◆ **Your goal**:
Look through the data and write out every line with the word "this" in it.

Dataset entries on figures
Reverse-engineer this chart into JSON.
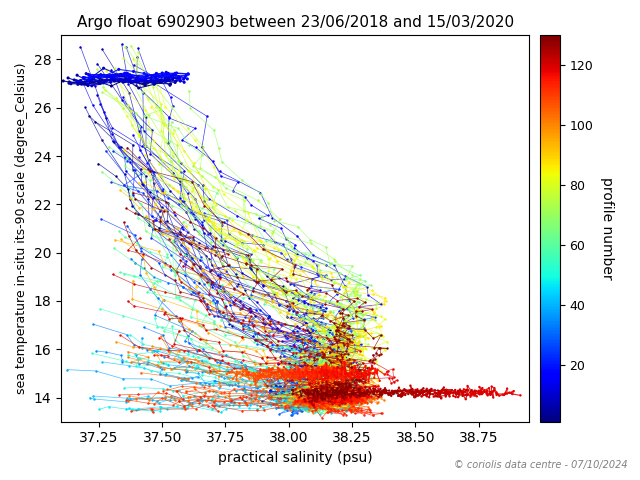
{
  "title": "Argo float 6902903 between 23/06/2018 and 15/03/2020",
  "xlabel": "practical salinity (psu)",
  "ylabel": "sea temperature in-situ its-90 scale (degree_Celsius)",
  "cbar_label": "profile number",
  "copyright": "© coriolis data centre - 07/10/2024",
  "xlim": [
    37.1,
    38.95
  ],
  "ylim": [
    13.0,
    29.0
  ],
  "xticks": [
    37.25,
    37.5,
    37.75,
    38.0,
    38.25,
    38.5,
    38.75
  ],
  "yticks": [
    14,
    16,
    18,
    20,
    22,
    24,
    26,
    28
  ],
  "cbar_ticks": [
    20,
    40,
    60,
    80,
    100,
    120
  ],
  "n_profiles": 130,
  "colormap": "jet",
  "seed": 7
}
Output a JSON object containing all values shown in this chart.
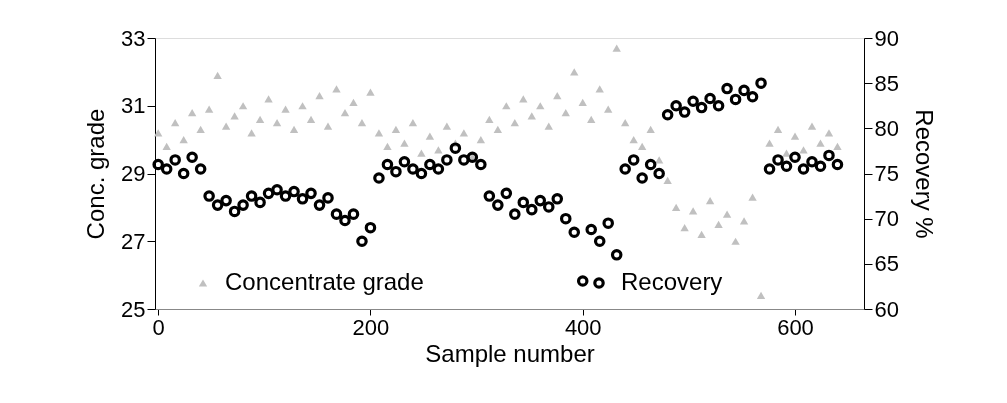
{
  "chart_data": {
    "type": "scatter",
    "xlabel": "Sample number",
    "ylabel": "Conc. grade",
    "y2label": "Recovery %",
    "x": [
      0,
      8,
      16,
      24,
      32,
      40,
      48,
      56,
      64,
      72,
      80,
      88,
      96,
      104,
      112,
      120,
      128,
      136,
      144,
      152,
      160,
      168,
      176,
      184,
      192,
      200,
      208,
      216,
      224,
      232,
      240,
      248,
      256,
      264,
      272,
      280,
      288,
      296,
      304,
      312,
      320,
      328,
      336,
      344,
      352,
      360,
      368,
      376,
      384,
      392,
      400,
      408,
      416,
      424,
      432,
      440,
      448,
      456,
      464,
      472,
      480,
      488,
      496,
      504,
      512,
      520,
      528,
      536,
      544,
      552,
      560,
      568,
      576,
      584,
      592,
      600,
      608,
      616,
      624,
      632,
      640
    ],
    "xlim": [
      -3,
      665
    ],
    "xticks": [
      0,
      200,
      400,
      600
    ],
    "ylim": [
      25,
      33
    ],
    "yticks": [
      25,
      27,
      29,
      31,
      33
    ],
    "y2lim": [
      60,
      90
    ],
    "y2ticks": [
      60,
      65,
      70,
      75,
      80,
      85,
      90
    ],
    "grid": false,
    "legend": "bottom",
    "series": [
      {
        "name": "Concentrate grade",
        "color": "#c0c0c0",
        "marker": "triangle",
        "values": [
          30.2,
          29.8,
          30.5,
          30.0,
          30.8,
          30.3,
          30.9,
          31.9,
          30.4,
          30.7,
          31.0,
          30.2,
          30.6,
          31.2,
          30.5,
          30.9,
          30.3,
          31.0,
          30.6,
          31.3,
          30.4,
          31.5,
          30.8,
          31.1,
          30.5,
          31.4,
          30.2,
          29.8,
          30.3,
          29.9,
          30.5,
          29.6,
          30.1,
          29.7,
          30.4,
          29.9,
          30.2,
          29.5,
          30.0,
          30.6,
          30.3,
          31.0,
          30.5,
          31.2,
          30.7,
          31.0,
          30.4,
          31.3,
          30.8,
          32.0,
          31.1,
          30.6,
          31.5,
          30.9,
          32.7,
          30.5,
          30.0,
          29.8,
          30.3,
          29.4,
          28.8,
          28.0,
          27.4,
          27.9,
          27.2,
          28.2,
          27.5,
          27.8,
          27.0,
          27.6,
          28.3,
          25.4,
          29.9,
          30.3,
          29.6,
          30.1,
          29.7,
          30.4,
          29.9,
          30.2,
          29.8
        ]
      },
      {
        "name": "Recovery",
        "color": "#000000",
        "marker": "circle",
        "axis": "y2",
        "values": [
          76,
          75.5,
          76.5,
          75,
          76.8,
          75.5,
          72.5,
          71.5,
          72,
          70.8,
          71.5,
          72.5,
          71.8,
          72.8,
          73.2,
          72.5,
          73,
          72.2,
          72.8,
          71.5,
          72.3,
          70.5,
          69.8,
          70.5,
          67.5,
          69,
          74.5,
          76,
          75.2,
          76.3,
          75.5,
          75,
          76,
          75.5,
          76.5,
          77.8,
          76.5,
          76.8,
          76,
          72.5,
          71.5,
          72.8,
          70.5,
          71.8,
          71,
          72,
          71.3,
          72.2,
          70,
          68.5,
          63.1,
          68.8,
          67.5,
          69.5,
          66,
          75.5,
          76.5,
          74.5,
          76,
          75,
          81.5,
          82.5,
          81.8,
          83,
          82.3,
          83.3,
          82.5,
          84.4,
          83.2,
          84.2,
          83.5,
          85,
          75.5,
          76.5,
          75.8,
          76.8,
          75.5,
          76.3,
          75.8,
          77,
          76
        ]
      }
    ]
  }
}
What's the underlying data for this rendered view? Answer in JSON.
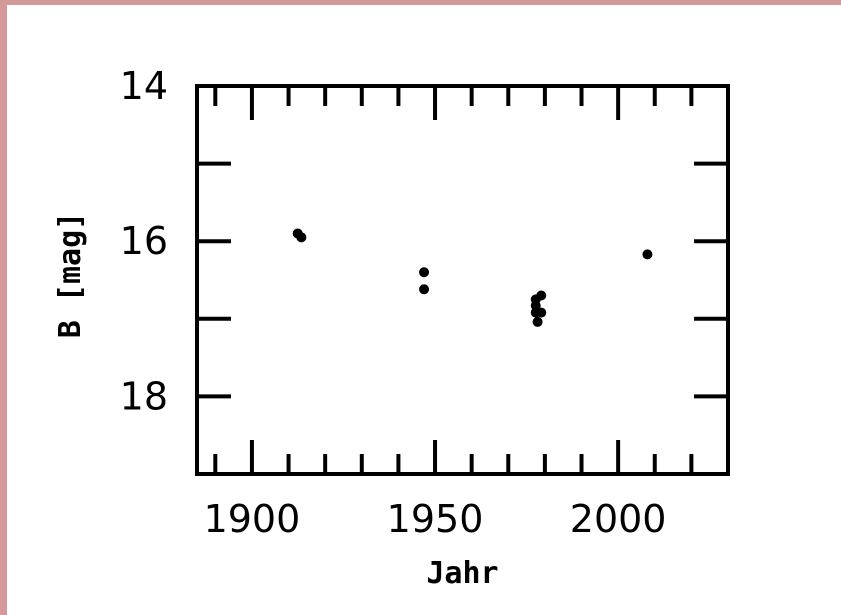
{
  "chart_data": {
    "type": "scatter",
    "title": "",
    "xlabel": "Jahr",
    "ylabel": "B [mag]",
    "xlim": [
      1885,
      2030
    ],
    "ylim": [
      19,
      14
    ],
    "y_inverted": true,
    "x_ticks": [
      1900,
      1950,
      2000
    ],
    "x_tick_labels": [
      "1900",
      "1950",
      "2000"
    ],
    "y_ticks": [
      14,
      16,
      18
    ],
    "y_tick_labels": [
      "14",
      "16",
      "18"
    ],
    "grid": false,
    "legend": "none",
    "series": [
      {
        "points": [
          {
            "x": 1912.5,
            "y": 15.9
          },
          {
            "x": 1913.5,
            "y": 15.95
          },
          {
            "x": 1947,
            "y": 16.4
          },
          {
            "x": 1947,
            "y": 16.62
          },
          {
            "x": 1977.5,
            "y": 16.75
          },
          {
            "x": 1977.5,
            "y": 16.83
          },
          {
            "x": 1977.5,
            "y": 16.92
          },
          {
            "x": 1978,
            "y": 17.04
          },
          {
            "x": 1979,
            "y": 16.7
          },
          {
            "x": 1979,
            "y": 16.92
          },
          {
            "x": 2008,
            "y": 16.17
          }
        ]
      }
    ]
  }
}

◆ **Full answer**:
Reverse-engineer this chart into JSON.
Output a JSON object containing all values shown in this chart.
What's the underlying data for this rendered view? Answer in JSON.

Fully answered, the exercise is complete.